• EXERCISE AIM:
From the entries below, work out the number of lines that hold the word "Loss", and give that number alone.

▼

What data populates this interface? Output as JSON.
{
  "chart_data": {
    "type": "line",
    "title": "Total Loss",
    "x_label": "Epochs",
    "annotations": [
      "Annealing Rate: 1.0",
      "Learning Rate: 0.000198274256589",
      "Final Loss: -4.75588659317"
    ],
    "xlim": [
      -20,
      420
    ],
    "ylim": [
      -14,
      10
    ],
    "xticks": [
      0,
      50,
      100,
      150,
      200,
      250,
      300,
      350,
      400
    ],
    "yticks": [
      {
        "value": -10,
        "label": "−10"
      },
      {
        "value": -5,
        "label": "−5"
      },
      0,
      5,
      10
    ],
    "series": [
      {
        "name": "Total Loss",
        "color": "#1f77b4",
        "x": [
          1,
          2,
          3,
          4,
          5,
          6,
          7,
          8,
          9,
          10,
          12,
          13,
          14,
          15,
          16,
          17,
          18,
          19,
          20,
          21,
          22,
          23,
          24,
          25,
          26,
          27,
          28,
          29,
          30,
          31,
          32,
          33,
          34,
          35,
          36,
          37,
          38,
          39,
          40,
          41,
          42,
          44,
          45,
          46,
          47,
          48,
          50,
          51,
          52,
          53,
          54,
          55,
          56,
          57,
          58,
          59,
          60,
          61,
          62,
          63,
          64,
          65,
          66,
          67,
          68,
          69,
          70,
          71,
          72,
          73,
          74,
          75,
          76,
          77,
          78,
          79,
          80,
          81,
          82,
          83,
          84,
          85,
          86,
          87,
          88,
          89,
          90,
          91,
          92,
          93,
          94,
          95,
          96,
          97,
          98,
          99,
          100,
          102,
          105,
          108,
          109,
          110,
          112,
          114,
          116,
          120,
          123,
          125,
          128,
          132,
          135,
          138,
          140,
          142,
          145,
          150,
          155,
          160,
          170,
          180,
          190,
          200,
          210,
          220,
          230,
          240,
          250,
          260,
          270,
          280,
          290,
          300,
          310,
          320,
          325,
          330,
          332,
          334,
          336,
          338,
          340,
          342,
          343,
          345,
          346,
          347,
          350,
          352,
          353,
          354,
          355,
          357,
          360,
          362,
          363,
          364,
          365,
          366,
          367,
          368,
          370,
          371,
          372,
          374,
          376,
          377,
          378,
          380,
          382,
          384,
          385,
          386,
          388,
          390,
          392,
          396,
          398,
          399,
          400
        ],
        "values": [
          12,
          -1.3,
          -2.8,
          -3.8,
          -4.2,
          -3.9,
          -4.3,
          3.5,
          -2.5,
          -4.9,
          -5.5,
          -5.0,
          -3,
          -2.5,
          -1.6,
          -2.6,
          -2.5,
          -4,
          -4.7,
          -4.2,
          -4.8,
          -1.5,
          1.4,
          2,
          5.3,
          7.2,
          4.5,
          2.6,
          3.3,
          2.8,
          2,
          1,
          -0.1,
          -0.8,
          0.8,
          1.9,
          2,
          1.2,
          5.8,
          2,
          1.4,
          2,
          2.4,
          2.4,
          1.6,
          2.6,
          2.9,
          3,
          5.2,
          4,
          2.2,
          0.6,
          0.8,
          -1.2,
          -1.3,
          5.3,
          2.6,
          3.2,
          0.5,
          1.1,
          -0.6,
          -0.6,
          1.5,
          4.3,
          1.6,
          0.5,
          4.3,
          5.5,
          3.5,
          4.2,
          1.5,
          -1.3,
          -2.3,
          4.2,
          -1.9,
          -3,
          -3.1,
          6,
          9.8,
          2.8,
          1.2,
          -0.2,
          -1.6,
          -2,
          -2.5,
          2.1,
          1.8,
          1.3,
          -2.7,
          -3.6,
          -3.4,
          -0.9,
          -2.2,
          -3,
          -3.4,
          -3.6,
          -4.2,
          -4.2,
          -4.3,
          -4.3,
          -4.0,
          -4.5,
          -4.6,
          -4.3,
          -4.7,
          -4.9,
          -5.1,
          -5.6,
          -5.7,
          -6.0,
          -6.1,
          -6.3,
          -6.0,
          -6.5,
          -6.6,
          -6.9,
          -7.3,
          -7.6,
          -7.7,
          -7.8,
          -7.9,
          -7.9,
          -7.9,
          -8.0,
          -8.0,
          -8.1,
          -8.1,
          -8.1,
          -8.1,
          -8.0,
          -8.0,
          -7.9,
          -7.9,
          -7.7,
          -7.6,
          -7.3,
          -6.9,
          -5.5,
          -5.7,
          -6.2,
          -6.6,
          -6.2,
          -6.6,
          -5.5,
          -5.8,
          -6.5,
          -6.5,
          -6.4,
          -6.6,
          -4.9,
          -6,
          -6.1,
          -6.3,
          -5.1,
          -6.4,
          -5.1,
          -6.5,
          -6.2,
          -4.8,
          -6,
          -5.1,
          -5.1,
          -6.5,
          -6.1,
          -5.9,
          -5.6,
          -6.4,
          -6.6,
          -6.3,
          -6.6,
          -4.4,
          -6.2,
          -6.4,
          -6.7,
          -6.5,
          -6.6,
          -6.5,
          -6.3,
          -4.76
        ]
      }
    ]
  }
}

▲

• ANSWER TO THE TASK:
3